YOUR INSTRUCTIONS -
Repeat the listing below in full, exactly as it stands.

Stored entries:
• • • • • • •

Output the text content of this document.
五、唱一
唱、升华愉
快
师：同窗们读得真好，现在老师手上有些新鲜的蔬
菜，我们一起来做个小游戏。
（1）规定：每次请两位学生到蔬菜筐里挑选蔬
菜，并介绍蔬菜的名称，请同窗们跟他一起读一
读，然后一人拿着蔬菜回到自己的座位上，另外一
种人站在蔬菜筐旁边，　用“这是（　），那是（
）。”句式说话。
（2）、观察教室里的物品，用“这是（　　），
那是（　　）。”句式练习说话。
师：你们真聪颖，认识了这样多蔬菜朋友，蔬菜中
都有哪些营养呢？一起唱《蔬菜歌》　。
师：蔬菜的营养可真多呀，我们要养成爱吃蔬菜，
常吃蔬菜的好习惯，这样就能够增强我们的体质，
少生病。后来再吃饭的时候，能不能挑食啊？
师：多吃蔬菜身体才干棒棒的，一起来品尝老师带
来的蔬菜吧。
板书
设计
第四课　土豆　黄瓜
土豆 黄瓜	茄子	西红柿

• • • • • • •

ANSWER TO THIS PROBLEM -
Output the text content of this document.
五、唱一
唱、升华愉
快
师：同窗们读得真好，现在老师手上有些新鲜的蔬
菜，我们一起来做个小游戏。
（1）规定：每次请两位学生到蔬菜筐里挑选蔬
菜，并介绍蔬菜的名称，请同窗们跟他一起读一
读，然后一人拿着蔬菜回到自己的座位上，另外一
种人站在蔬菜筐旁边，　用“这是（　），那是（
）。”句式说话。
（2）、观察教室里的物品，用“这是（　　），
那是（　　）。”句式练习说话。
师：你们真聪颖，认识了这样多蔬菜朋友，蔬菜中
都有哪些营养呢？一起唱《蔬菜歌》　。
师：蔬菜的营养可真多呀，我们要养成爱吃蔬菜，
常吃蔬菜的好习惯，这样就能够增强我们的体质，
少生病。后来再吃饭的时候，能不能挑食啊？
师：多吃蔬菜身体才干棒棒的，一起来品尝老师带
来的蔬菜吧。
板书
设计
第四课　土豆　黄瓜
土豆 黄瓜	茄子	西红柿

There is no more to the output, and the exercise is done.